▶ _Supplied material_:

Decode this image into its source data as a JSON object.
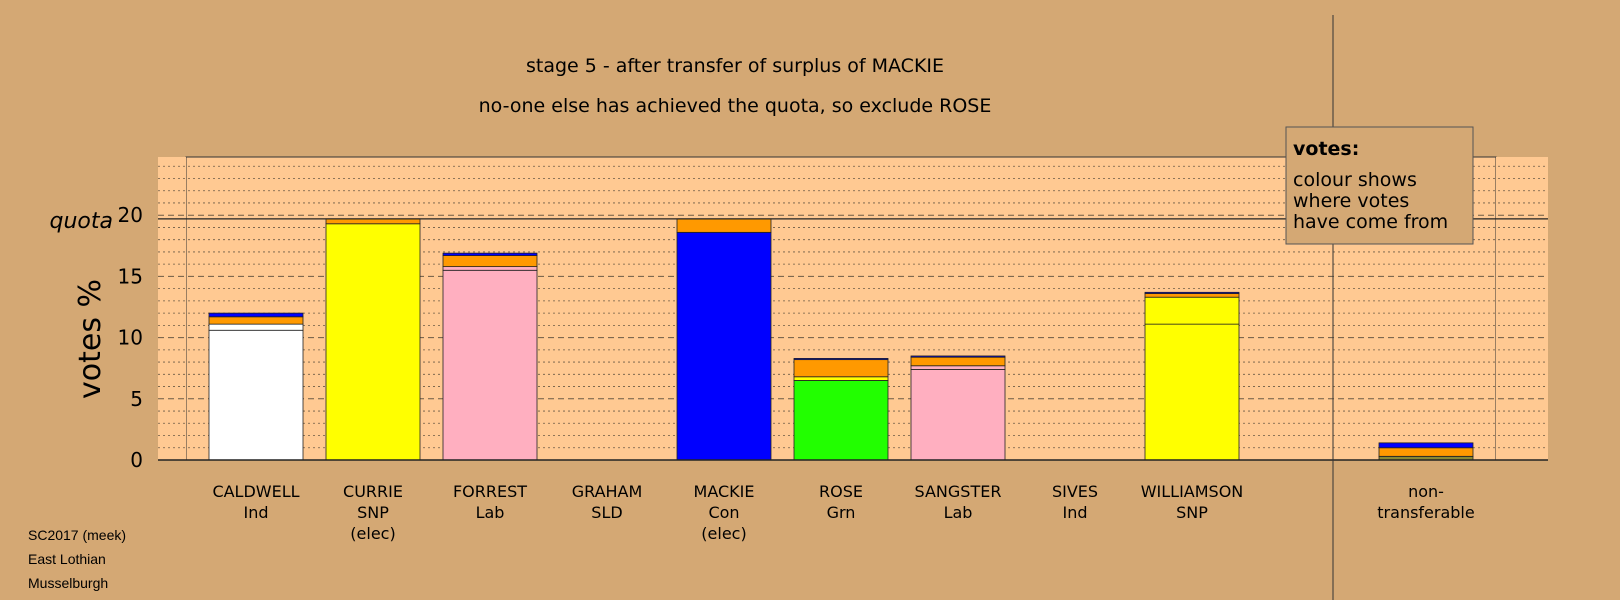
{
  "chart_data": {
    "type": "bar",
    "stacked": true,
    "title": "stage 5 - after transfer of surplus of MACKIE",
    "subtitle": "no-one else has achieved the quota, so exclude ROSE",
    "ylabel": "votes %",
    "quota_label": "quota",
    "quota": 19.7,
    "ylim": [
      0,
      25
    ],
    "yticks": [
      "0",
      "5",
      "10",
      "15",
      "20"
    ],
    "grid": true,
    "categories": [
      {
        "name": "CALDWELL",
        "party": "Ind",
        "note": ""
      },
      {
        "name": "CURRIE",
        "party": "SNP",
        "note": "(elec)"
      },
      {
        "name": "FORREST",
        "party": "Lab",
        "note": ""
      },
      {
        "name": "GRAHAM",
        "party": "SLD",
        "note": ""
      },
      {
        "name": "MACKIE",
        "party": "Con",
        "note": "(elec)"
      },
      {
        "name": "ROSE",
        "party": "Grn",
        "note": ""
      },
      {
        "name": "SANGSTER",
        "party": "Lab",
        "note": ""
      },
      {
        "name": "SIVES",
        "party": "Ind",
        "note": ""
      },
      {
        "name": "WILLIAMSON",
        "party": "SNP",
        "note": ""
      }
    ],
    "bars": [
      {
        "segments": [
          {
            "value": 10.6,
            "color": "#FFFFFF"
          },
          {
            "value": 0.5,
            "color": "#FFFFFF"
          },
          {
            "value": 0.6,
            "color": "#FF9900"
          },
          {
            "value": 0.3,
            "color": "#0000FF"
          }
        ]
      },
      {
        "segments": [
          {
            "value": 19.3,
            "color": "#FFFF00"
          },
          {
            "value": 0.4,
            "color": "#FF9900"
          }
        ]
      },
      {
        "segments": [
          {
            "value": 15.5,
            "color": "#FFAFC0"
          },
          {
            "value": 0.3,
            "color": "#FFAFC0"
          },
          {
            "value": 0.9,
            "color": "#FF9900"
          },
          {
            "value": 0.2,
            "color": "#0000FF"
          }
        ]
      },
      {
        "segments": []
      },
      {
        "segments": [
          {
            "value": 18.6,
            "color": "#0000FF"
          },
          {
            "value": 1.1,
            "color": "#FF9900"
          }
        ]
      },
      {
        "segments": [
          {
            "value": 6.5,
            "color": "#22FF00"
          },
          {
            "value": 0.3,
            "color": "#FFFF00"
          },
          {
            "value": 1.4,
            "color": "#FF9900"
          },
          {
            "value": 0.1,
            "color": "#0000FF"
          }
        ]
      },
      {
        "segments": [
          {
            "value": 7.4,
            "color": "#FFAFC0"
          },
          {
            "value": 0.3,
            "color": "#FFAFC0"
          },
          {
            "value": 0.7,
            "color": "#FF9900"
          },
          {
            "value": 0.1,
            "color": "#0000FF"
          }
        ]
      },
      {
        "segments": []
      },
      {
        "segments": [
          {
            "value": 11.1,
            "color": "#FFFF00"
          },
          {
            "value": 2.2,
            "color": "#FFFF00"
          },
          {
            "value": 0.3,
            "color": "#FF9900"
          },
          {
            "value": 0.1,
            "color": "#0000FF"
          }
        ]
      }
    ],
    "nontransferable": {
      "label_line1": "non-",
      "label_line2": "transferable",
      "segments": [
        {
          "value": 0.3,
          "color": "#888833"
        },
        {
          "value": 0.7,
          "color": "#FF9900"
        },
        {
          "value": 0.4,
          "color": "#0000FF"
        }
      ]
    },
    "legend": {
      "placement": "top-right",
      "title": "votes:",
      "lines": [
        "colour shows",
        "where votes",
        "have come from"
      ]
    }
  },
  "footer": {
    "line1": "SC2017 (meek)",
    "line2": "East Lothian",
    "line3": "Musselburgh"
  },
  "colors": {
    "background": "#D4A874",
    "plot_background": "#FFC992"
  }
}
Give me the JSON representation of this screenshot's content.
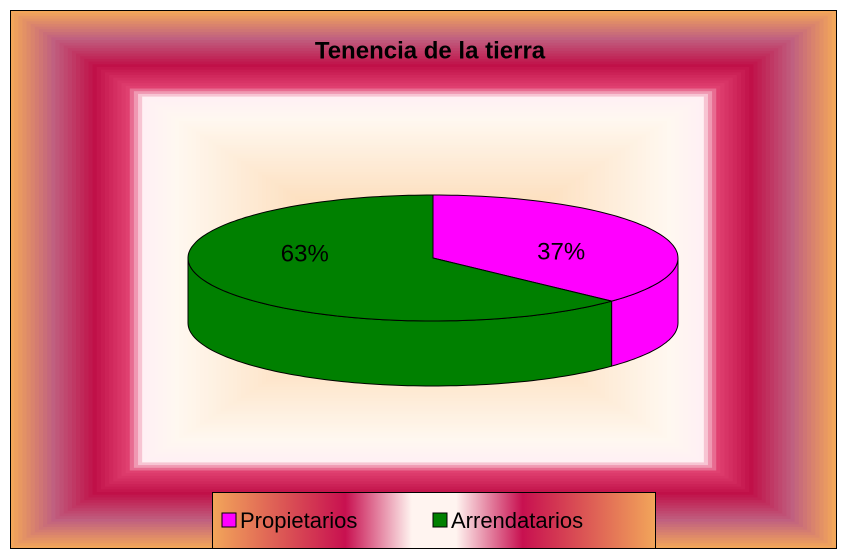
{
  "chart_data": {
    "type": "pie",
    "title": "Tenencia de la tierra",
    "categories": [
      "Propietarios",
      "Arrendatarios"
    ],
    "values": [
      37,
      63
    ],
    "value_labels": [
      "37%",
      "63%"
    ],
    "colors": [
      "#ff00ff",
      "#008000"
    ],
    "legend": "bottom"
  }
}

▶ _Exercise details_:
Reply with the number of lines in the preceding entries that contain "quota", and no other words.

▶ _Result of the task_:
3